• [Aim of the exercise]:
Copy every line in the records below that contains the word "Schwarz".

··········

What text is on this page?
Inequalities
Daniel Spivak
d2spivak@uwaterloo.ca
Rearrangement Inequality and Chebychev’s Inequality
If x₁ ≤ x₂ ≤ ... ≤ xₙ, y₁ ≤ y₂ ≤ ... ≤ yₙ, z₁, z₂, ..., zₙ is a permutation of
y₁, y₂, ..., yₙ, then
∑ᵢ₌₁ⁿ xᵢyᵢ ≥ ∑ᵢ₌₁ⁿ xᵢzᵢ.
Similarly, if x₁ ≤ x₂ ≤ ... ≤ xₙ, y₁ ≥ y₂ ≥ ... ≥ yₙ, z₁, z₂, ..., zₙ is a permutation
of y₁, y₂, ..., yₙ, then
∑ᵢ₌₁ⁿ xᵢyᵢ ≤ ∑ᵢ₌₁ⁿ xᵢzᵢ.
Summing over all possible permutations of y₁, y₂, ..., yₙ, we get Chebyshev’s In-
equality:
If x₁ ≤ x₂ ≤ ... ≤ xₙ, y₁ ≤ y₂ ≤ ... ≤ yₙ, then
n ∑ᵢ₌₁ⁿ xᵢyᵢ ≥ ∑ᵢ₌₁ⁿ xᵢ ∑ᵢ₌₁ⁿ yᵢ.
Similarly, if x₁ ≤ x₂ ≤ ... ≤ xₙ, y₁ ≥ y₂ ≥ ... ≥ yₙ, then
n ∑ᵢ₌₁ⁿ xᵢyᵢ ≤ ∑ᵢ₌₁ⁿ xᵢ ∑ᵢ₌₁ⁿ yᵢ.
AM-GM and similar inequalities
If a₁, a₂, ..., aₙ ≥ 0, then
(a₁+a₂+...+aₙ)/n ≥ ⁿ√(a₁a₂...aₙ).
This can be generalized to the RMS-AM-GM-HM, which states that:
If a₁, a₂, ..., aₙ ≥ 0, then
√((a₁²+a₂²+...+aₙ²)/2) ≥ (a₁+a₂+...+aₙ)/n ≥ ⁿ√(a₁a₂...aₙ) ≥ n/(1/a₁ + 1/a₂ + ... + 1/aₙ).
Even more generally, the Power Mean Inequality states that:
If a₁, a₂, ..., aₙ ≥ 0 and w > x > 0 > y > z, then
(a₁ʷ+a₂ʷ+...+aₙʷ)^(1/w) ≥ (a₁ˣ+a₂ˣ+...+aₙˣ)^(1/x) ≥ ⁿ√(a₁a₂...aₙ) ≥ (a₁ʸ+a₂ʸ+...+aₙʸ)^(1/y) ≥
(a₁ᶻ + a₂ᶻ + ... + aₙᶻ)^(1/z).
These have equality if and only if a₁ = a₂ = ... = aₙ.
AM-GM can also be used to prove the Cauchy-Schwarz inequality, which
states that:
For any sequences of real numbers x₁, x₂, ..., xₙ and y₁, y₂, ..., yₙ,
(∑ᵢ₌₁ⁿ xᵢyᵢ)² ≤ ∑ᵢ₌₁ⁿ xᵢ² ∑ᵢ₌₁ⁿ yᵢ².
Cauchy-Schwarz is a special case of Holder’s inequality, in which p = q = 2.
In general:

··········

• [Problem solution]:
AM-GM can also be used to prove the Cauchy-Schwarz inequality, which
Cauchy-Schwarz is a special case of Holder’s inequality, in which p = q = 2.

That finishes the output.